* Stated task *
Retype each entry below exactly as it stands.

————————

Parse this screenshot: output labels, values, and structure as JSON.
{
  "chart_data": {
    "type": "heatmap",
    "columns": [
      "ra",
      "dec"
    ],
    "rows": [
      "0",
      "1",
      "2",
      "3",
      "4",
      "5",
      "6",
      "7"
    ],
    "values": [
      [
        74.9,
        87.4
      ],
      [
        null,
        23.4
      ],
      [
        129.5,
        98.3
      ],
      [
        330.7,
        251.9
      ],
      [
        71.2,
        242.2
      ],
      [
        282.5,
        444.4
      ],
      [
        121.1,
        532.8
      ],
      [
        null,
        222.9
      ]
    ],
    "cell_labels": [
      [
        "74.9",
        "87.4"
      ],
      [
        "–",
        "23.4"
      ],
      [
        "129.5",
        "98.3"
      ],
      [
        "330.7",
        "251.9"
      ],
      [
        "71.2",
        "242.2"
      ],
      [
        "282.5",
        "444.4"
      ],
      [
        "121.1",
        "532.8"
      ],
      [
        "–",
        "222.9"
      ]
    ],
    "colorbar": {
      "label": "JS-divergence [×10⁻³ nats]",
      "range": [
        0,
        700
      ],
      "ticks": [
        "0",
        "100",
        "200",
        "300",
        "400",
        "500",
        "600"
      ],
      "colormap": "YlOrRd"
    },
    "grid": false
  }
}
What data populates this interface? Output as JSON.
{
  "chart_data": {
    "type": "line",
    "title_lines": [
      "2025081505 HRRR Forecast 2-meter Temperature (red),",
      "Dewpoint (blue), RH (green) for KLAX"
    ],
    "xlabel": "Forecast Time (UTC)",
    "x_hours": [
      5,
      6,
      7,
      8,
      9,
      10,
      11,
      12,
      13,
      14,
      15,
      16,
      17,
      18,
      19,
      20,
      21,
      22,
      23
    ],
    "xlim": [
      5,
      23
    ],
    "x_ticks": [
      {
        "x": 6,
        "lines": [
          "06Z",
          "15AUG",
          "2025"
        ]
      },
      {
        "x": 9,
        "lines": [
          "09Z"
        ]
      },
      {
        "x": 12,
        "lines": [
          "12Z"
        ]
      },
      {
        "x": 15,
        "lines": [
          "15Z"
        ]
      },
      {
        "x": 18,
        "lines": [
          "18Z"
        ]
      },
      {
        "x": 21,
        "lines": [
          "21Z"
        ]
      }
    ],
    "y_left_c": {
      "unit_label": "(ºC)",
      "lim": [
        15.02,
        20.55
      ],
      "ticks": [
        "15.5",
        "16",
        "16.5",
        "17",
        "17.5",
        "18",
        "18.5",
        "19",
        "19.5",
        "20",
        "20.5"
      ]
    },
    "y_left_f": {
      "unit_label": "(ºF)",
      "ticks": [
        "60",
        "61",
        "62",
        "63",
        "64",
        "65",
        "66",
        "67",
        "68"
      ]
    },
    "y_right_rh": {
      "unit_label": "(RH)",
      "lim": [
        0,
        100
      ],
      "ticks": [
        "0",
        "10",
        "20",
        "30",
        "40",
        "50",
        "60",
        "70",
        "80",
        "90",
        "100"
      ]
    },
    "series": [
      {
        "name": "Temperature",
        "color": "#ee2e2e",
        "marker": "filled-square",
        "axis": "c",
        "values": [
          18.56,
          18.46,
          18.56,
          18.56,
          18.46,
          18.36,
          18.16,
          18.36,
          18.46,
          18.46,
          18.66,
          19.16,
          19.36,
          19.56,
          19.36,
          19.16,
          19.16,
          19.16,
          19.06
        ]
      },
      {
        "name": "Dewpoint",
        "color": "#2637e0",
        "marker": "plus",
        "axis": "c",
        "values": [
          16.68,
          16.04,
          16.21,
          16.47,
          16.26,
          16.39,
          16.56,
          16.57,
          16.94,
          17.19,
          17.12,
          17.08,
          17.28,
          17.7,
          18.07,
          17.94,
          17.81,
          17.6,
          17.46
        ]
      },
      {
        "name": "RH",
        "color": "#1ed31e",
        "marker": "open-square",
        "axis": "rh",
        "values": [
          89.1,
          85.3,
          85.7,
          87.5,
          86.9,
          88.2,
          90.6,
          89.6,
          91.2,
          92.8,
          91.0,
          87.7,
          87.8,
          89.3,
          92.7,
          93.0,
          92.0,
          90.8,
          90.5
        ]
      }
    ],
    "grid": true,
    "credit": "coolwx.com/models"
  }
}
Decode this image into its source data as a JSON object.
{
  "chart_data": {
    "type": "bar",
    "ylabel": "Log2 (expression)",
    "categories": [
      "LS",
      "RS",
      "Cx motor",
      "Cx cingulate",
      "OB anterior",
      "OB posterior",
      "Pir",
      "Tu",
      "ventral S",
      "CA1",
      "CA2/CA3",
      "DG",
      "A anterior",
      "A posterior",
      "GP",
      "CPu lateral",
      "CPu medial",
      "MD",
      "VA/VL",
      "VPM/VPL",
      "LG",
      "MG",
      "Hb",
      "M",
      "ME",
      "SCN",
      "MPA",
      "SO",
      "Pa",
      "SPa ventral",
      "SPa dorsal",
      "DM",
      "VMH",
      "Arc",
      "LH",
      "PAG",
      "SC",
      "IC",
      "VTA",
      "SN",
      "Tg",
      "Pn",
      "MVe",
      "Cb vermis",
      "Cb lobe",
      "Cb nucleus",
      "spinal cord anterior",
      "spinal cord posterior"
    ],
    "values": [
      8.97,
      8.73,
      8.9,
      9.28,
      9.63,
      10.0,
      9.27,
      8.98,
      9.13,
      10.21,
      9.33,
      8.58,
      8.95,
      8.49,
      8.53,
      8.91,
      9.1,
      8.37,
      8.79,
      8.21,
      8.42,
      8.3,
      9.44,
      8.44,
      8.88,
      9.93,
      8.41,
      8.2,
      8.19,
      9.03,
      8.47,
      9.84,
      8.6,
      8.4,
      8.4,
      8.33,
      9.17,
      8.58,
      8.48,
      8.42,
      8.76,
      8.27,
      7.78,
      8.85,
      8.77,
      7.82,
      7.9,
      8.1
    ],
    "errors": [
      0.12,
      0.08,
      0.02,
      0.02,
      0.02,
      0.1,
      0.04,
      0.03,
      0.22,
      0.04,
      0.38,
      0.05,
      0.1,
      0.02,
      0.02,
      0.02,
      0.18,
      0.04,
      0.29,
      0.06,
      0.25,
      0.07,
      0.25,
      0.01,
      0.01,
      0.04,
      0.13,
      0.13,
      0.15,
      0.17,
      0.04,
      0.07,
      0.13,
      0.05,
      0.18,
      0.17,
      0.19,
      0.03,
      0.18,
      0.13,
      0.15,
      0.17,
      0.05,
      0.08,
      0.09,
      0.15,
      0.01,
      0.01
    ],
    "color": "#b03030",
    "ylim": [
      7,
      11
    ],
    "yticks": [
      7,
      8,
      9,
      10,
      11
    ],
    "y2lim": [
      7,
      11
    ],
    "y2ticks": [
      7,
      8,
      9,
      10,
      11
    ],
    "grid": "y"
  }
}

————————

* Solution to this problem *
Parse this screenshot: output labels, values, and structure as JSON.
{
  "chart_data": {
    "type": "heatmap",
    "columns": [
      "ra",
      "dec"
    ],
    "rows": [
      "0",
      "1",
      "2",
      "3",
      "4",
      "5",
      "6",
      "7"
    ],
    "values": [
      [
        74.9,
        87.4
      ],
      [
        null,
        23.4
      ],
      [
        129.5,
        98.3
      ],
      [
        330.7,
        251.9
      ],
      [
        71.2,
        242.2
      ],
      [
        282.5,
        444.4
      ],
      [
        121.1,
        532.8
      ],
      [
        null,
        222.9
      ]
    ],
    "cell_labels": [
      [
        "74.9",
        "87.4"
      ],
      [
        "–",
        "23.4"
      ],
      [
        "129.5",
        "98.3"
      ],
      [
        "330.7",
        "251.9"
      ],
      [
        "71.2",
        "242.2"
      ],
      [
        "282.5",
        "444.4"
      ],
      [
        "121.1",
        "532.8"
      ],
      [
        "–",
        "222.9"
      ]
    ],
    "colorbar": {
      "label": "JS-divergence [×10⁻³ nats]",
      "range": [
        0,
        700
      ],
      "ticks": [
        "0",
        "100",
        "200",
        "300",
        "400",
        "500",
        "600"
      ],
      "colormap": "YlOrRd"
    },
    "grid": false
  }
}
What data populates this interface? Output as JSON.
{
  "chart_data": {
    "type": "line",
    "title_lines": [
      "2025081505 HRRR Forecast 2-meter Temperature (red),",
      "Dewpoint (blue), RH (green) for KLAX"
    ],
    "xlabel": "Forecast Time (UTC)",
    "x_hours": [
      5,
      6,
      7,
      8,
      9,
      10,
      11,
      12,
      13,
      14,
      15,
      16,
      17,
      18,
      19,
      20,
      21,
      22,
      23
    ],
    "xlim": [
      5,
      23
    ],
    "x_ticks": [
      {
        "x": 6,
        "lines": [
          "06Z",
          "15AUG",
          "2025"
        ]
      },
      {
        "x": 9,
        "lines": [
          "09Z"
        ]
      },
      {
        "x": 12,
        "lines": [
          "12Z"
        ]
      },
      {
        "x": 15,
        "lines": [
          "15Z"
        ]
      },
      {
        "x": 18,
        "lines": [
          "18Z"
        ]
      },
      {
        "x": 21,
        "lines": [
          "21Z"
        ]
      }
    ],
    "y_left_c": {
      "unit_label": "(ºC)",
      "lim": [
        15.02,
        20.55
      ],
      "ticks": [
        "15.5",
        "16",
        "16.5",
        "17",
        "17.5",
        "18",
        "18.5",
        "19",
        "19.5",
        "20",
        "20.5"
      ]
    },
    "y_left_f": {
      "unit_label": "(ºF)",
      "ticks": [
        "60",
        "61",
        "62",
        "63",
        "64",
        "65",
        "66",
        "67",
        "68"
      ]
    },
    "y_right_rh": {
      "unit_label": "(RH)",
      "lim": [
        0,
        100
      ],
      "ticks": [
        "0",
        "10",
        "20",
        "30",
        "40",
        "50",
        "60",
        "70",
        "80",
        "90",
        "100"
      ]
    },
    "series": [
      {
        "name": "Temperature",
        "color": "#ee2e2e",
        "marker": "filled-square",
        "axis": "c",
        "values": [
          18.56,
          18.46,
          18.56,
          18.56,
          18.46,
          18.36,
          18.16,
          18.36,
          18.46,
          18.46,
          18.66,
          19.16,
          19.36,
          19.56,
          19.36,
          19.16,
          19.16,
          19.16,
          19.06
        ]
      },
      {
        "name": "Dewpoint",
        "color": "#2637e0",
        "marker": "plus",
        "axis": "c",
        "values": [
          16.68,
          16.04,
          16.21,
          16.47,
          16.26,
          16.39,
          16.56,
          16.57,
          16.94,
          17.19,
          17.12,
          17.08,
          17.28,
          17.7,
          18.07,
          17.94,
          17.81,
          17.6,
          17.46
        ]
      },
      {
        "name": "RH",
        "color": "#1ed31e",
        "marker": "open-square",
        "axis": "rh",
        "values": [
          89.1,
          85.3,
          85.7,
          87.5,
          86.9,
          88.2,
          90.6,
          89.6,
          91.2,
          92.8,
          91.0,
          87.7,
          87.8,
          89.3,
          92.7,
          93.0,
          92.0,
          90.8,
          90.5
        ]
      }
    ],
    "grid": true,
    "credit": "coolwx.com/models"
  }
}
Decode this image into its source data as a JSON object.
{
  "chart_data": {
    "type": "bar",
    "ylabel": "Log2 (expression)",
    "categories": [
      "LS",
      "RS",
      "Cx motor",
      "Cx cingulate",
      "OB anterior",
      "OB posterior",
      "Pir",
      "Tu",
      "ventral S",
      "CA1",
      "CA2/CA3",
      "DG",
      "A anterior",
      "A posterior",
      "GP",
      "CPu lateral",
      "CPu medial",
      "MD",
      "VA/VL",
      "VPM/VPL",
      "LG",
      "MG",
      "Hb",
      "M",
      "ME",
      "SCN",
      "MPA",
      "SO",
      "Pa",
      "SPa ventral",
      "SPa dorsal",
      "DM",
      "VMH",
      "Arc",
      "LH",
      "PAG",
      "SC",
      "IC",
      "VTA",
      "SN",
      "Tg",
      "Pn",
      "MVe",
      "Cb vermis",
      "Cb lobe",
      "Cb nucleus",
      "spinal cord anterior",
      "spinal cord posterior"
    ],
    "values": [
      8.97,
      8.73,
      8.9,
      9.28,
      9.63,
      10.0,
      9.27,
      8.98,
      9.13,
      10.21,
      9.33,
      8.58,
      8.95,
      8.49,
      8.53,
      8.91,
      9.1,
      8.37,
      8.79,
      8.21,
      8.42,
      8.3,
      9.44,
      8.44,
      8.88,
      9.93,
      8.41,
      8.2,
      8.19,
      9.03,
      8.47,
      9.84,
      8.6,
      8.4,
      8.4,
      8.33,
      9.17,
      8.58,
      8.48,
      8.42,
      8.76,
      8.27,
      7.78,
      8.85,
      8.77,
      7.82,
      7.9,
      8.1
    ],
    "errors": [
      0.12,
      0.08,
      0.02,
      0.02,
      0.02,
      0.1,
      0.04,
      0.03,
      0.22,
      0.04,
      0.38,
      0.05,
      0.1,
      0.02,
      0.02,
      0.02,
      0.18,
      0.04,
      0.29,
      0.06,
      0.25,
      0.07,
      0.25,
      0.01,
      0.01,
      0.04,
      0.13,
      0.13,
      0.15,
      0.17,
      0.04,
      0.07,
      0.13,
      0.05,
      0.18,
      0.17,
      0.19,
      0.03,
      0.18,
      0.13,
      0.15,
      0.17,
      0.05,
      0.08,
      0.09,
      0.15,
      0.01,
      0.01
    ],
    "color": "#b03030",
    "ylim": [
      7,
      11
    ],
    "yticks": [
      7,
      8,
      9,
      10,
      11
    ],
    "y2lim": [
      7,
      11
    ],
    "y2ticks": [
      7,
      8,
      9,
      10,
      11
    ],
    "grid": "y"
  }
}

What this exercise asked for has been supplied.